- [Given problem]: Exactly reproduce the lines that follow.

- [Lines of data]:
►

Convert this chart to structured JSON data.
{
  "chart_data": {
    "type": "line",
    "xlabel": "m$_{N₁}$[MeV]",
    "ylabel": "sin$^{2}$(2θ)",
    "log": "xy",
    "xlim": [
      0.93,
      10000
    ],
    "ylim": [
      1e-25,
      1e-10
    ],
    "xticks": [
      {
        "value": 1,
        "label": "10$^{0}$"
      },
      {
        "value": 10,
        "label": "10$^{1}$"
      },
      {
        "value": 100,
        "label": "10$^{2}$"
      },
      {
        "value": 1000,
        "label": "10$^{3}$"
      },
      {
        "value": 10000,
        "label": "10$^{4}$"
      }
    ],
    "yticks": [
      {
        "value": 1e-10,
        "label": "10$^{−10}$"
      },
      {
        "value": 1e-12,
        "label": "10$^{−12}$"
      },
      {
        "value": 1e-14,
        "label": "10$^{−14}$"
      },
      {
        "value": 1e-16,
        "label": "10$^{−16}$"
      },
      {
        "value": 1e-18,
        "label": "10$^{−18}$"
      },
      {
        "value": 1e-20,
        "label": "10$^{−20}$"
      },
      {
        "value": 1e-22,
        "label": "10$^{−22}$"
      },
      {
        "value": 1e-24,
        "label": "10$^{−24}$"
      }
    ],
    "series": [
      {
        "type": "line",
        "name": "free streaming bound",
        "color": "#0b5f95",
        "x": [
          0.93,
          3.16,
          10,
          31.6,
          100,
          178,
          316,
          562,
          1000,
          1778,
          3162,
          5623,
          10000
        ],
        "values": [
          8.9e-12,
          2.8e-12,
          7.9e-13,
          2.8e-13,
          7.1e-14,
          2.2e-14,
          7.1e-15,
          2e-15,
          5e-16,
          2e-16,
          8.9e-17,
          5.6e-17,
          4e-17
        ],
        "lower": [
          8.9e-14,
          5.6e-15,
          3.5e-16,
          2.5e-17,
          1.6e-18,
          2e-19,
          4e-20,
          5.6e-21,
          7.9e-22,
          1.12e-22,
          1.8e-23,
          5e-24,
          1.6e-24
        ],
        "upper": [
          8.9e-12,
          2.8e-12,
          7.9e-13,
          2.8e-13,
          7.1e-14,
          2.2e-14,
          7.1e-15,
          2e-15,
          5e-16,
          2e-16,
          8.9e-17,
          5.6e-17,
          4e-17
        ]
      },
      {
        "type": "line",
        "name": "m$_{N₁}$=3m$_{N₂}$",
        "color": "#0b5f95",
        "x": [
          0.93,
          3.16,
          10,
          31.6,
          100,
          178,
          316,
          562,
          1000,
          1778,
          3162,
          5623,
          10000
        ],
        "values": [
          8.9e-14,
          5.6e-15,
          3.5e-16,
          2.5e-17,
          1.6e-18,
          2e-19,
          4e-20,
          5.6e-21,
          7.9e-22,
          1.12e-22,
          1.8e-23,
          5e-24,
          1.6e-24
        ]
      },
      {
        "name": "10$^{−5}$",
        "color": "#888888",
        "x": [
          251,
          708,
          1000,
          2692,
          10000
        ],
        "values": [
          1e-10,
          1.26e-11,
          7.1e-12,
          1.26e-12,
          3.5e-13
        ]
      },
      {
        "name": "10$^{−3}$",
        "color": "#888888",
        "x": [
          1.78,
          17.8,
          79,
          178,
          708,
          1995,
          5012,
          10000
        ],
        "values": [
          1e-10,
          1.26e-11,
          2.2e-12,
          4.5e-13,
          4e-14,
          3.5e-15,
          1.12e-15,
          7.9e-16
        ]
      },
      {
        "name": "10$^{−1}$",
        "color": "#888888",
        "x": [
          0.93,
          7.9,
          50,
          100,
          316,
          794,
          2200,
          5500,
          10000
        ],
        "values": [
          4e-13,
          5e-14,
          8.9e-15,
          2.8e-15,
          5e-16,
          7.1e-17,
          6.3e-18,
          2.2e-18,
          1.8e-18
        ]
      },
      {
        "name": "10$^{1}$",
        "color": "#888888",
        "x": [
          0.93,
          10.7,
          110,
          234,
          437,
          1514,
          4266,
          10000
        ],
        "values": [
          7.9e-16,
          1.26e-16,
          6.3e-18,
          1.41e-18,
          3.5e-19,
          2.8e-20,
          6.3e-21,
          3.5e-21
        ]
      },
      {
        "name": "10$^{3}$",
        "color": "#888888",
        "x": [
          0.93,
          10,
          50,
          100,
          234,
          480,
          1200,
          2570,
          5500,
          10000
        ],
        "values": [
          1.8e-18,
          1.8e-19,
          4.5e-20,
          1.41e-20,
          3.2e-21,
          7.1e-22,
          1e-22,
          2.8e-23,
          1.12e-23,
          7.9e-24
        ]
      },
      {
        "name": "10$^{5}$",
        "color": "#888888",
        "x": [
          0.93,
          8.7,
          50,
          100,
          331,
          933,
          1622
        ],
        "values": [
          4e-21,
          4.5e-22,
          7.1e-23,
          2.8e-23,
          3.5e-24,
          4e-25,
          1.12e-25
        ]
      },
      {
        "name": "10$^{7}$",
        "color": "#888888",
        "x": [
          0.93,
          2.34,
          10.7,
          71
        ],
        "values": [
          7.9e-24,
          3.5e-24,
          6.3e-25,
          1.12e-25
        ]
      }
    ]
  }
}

◄

- [Expected output]:
Convert this chart to structured JSON data.
{
  "chart_data": {
    "type": "line",
    "xlabel": "m$_{N₁}$[MeV]",
    "ylabel": "sin$^{2}$(2θ)",
    "log": "xy",
    "xlim": [
      0.93,
      10000
    ],
    "ylim": [
      1e-25,
      1e-10
    ],
    "xticks": [
      {
        "value": 1,
        "label": "10$^{0}$"
      },
      {
        "value": 10,
        "label": "10$^{1}$"
      },
      {
        "value": 100,
        "label": "10$^{2}$"
      },
      {
        "value": 1000,
        "label": "10$^{3}$"
      },
      {
        "value": 10000,
        "label": "10$^{4}$"
      }
    ],
    "yticks": [
      {
        "value": 1e-10,
        "label": "10$^{−10}$"
      },
      {
        "value": 1e-12,
        "label": "10$^{−12}$"
      },
      {
        "value": 1e-14,
        "label": "10$^{−14}$"
      },
      {
        "value": 1e-16,
        "label": "10$^{−16}$"
      },
      {
        "value": 1e-18,
        "label": "10$^{−18}$"
      },
      {
        "value": 1e-20,
        "label": "10$^{−20}$"
      },
      {
        "value": 1e-22,
        "label": "10$^{−22}$"
      },
      {
        "value": 1e-24,
        "label": "10$^{−24}$"
      }
    ],
    "series": [
      {
        "type": "line",
        "name": "free streaming bound",
        "color": "#0b5f95",
        "x": [
          0.93,
          3.16,
          10,
          31.6,
          100,
          178,
          316,
          562,
          1000,
          1778,
          3162,
          5623,
          10000
        ],
        "values": [
          8.9e-12,
          2.8e-12,
          7.9e-13,
          2.8e-13,
          7.1e-14,
          2.2e-14,
          7.1e-15,
          2e-15,
          5e-16,
          2e-16,
          8.9e-17,
          5.6e-17,
          4e-17
        ],
        "lower": [
          8.9e-14,
          5.6e-15,
          3.5e-16,
          2.5e-17,
          1.6e-18,
          2e-19,
          4e-20,
          5.6e-21,
          7.9e-22,
          1.12e-22,
          1.8e-23,
          5e-24,
          1.6e-24
        ],
        "upper": [
          8.9e-12,
          2.8e-12,
          7.9e-13,
          2.8e-13,
          7.1e-14,
          2.2e-14,
          7.1e-15,
          2e-15,
          5e-16,
          2e-16,
          8.9e-17,
          5.6e-17,
          4e-17
        ]
      },
      {
        "type": "line",
        "name": "m$_{N₁}$=3m$_{N₂}$",
        "color": "#0b5f95",
        "x": [
          0.93,
          3.16,
          10,
          31.6,
          100,
          178,
          316,
          562,
          1000,
          1778,
          3162,
          5623,
          10000
        ],
        "values": [
          8.9e-14,
          5.6e-15,
          3.5e-16,
          2.5e-17,
          1.6e-18,
          2e-19,
          4e-20,
          5.6e-21,
          7.9e-22,
          1.12e-22,
          1.8e-23,
          5e-24,
          1.6e-24
        ]
      },
      {
        "name": "10$^{−5}$",
        "color": "#888888",
        "x": [
          251,
          708,
          1000,
          2692,
          10000
        ],
        "values": [
          1e-10,
          1.26e-11,
          7.1e-12,
          1.26e-12,
          3.5e-13
        ]
      },
      {
        "name": "10$^{−3}$",
        "color": "#888888",
        "x": [
          1.78,
          17.8,
          79,
          178,
          708,
          1995,
          5012,
          10000
        ],
        "values": [
          1e-10,
          1.26e-11,
          2.2e-12,
          4.5e-13,
          4e-14,
          3.5e-15,
          1.12e-15,
          7.9e-16
        ]
      },
      {
        "name": "10$^{−1}$",
        "color": "#888888",
        "x": [
          0.93,
          7.9,
          50,
          100,
          316,
          794,
          2200,
          5500,
          10000
        ],
        "values": [
          4e-13,
          5e-14,
          8.9e-15,
          2.8e-15,
          5e-16,
          7.1e-17,
          6.3e-18,
          2.2e-18,
          1.8e-18
        ]
      },
      {
        "name": "10$^{1}$",
        "color": "#888888",
        "x": [
          0.93,
          10.7,
          110,
          234,
          437,
          1514,
          4266,
          10000
        ],
        "values": [
          7.9e-16,
          1.26e-16,
          6.3e-18,
          1.41e-18,
          3.5e-19,
          2.8e-20,
          6.3e-21,
          3.5e-21
        ]
      },
      {
        "name": "10$^{3}$",
        "color": "#888888",
        "x": [
          0.93,
          10,
          50,
          100,
          234,
          480,
          1200,
          2570,
          5500,
          10000
        ],
        "values": [
          1.8e-18,
          1.8e-19,
          4.5e-20,
          1.41e-20,
          3.2e-21,
          7.1e-22,
          1e-22,
          2.8e-23,
          1.12e-23,
          7.9e-24
        ]
      },
      {
        "name": "10$^{5}$",
        "color": "#888888",
        "x": [
          0.93,
          8.7,
          50,
          100,
          331,
          933,
          1622
        ],
        "values": [
          4e-21,
          4.5e-22,
          7.1e-23,
          2.8e-23,
          3.5e-24,
          4e-25,
          1.12e-25
        ]
      },
      {
        "name": "10$^{7}$",
        "color": "#888888",
        "x": [
          0.93,
          2.34,
          10.7,
          71
        ],
        "values": [
          7.9e-24,
          3.5e-24,
          6.3e-25,
          1.12e-25
        ]
      }
    ]
  }
}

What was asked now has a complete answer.